Search the data for the word "image" and copy every line that contains it.

--- Recorded data ---
--- Begin ---
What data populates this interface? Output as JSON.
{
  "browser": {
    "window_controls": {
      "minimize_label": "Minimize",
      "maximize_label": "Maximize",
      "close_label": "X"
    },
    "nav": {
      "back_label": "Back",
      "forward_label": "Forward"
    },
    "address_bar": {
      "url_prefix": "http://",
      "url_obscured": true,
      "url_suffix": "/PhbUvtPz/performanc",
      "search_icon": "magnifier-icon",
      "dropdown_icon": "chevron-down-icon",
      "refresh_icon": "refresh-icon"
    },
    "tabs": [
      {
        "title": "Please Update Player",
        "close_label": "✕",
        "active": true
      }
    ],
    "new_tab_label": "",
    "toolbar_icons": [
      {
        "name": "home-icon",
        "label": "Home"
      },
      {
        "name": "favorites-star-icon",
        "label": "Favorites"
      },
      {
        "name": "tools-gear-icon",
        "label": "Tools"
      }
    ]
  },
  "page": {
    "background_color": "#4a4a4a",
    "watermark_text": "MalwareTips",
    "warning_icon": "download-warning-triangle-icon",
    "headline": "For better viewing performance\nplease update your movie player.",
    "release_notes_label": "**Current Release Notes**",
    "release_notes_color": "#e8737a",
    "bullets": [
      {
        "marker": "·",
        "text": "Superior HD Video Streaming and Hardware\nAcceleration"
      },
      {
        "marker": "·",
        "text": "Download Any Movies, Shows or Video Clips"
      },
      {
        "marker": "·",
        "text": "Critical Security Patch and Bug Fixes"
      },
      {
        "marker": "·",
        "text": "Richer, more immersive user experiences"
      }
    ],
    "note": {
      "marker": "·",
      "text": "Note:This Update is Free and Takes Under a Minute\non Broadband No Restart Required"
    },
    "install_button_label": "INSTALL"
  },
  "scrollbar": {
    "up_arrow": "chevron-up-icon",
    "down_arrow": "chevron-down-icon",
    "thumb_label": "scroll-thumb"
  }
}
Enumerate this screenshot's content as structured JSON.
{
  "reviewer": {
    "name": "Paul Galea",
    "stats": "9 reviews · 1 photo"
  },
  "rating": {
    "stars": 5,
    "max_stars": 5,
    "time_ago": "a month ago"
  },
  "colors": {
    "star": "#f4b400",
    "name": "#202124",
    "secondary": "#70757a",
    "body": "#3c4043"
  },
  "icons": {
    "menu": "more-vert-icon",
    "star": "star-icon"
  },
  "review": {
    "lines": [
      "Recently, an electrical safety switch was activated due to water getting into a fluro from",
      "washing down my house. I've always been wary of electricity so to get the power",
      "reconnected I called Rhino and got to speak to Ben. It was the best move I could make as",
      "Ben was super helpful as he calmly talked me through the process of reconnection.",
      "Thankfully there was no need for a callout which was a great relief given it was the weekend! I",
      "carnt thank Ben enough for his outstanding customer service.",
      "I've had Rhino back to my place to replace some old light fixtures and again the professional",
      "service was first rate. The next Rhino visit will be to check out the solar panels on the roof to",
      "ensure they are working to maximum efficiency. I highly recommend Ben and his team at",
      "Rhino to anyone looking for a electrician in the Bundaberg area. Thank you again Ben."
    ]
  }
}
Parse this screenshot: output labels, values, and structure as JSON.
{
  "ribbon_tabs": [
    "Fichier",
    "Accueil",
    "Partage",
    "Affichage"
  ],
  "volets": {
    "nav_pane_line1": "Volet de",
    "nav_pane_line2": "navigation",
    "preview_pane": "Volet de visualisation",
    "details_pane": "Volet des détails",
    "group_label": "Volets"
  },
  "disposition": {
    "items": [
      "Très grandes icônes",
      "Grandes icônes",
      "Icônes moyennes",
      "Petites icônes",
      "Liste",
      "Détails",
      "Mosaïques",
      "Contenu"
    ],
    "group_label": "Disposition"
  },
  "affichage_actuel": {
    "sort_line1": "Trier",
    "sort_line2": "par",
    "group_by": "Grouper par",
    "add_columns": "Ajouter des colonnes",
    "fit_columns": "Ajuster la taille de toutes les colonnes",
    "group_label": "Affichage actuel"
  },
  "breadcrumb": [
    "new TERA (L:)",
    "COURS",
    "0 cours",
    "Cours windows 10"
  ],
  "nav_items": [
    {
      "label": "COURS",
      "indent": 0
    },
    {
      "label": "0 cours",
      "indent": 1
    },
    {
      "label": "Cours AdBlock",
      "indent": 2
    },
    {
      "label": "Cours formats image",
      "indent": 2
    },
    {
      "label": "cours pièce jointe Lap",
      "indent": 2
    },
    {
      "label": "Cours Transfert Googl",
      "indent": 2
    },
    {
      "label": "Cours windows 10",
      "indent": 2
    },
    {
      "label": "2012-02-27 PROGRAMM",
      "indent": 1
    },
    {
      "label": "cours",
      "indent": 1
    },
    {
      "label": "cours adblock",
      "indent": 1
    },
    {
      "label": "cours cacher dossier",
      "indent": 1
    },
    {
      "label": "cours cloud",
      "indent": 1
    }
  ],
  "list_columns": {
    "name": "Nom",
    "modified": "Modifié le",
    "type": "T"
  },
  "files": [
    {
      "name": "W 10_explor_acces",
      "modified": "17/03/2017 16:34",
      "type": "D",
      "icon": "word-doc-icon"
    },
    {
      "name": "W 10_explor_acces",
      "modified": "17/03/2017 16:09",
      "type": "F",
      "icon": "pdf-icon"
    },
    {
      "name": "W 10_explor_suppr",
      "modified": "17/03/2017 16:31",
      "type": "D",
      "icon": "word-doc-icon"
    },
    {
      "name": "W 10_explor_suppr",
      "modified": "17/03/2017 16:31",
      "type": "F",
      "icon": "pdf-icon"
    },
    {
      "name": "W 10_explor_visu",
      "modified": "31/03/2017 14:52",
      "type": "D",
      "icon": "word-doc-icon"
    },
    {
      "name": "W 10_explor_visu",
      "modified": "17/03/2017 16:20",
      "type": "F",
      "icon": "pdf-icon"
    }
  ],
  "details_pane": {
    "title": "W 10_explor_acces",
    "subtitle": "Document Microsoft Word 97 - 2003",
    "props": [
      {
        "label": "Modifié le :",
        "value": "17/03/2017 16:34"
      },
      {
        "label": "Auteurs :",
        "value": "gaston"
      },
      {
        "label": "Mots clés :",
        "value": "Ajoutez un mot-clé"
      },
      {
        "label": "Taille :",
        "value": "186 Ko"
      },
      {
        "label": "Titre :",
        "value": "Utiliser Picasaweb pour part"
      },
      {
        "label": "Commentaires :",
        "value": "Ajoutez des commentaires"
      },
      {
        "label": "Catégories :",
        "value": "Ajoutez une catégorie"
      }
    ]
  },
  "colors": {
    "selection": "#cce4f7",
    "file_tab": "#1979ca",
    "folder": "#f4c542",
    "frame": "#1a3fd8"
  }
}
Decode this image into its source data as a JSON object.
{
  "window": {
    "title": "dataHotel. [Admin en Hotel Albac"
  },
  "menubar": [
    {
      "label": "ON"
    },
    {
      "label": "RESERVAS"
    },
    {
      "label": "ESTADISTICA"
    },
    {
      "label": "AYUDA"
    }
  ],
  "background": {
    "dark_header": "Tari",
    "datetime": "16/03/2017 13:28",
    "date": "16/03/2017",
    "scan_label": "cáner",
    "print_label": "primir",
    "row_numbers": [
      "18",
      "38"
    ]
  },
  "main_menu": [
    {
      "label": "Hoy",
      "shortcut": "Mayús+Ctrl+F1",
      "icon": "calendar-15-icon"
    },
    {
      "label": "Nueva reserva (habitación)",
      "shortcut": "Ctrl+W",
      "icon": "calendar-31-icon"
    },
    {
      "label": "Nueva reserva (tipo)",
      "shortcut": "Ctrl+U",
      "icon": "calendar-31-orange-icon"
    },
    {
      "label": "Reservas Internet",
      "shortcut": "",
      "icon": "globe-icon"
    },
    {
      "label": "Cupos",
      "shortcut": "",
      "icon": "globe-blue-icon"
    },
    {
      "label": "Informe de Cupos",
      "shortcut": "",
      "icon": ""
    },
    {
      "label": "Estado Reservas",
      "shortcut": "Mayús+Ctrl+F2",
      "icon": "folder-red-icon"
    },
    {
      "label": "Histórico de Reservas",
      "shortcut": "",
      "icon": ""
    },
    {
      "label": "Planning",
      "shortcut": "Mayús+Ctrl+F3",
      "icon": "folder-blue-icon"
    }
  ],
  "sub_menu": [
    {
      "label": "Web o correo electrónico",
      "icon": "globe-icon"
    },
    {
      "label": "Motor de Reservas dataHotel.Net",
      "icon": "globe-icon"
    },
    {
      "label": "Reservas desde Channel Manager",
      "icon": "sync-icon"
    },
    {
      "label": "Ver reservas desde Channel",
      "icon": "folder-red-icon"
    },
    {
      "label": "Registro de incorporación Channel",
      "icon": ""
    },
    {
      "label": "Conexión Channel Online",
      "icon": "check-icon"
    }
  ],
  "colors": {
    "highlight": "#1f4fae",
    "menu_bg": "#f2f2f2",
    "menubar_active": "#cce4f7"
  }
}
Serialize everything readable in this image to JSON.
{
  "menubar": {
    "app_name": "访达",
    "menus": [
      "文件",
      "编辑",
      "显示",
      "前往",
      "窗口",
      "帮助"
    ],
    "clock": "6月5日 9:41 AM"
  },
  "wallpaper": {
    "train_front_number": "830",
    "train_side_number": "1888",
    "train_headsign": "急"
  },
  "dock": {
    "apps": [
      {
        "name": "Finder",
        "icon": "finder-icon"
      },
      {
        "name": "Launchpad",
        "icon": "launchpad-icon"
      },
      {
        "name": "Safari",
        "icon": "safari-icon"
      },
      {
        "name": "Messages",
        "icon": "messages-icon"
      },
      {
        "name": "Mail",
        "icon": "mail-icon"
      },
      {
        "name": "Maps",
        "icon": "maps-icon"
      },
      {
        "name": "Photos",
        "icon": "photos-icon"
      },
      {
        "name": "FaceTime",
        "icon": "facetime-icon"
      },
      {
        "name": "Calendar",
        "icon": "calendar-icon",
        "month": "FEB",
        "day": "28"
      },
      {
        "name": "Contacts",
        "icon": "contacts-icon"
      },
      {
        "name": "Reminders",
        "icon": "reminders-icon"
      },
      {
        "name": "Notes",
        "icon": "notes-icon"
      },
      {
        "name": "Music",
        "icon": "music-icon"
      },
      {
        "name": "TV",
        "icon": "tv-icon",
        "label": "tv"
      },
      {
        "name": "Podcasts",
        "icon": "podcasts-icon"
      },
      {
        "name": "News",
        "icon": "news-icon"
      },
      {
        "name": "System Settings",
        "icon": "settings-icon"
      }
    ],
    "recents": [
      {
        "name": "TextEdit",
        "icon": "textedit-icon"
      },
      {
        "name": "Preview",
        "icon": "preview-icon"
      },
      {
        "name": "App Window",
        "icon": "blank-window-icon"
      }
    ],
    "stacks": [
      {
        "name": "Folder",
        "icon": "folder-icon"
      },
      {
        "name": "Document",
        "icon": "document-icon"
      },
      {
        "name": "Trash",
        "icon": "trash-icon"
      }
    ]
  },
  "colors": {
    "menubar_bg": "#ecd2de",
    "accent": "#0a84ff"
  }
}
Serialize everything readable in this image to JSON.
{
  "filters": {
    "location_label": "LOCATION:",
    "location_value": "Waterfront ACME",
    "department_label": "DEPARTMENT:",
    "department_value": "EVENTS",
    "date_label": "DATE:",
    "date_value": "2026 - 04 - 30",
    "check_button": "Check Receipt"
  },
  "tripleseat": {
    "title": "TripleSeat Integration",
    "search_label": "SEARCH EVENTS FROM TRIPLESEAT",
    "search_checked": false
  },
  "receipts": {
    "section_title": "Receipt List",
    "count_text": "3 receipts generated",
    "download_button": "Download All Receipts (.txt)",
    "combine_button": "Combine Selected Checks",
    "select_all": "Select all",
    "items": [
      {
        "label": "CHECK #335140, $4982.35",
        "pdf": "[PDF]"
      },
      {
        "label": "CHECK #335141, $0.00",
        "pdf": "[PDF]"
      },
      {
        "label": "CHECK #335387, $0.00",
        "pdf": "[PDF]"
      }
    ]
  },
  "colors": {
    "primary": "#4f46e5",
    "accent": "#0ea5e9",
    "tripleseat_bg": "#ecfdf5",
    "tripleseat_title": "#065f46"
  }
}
--- End ---
--- FULL SOLUTION ---
      "label": "Cours formats image",
Decode this image into its source data as a JSON object.
Serialize everything readable in this image to JSON.
Serialize everything readable in this image to JSON.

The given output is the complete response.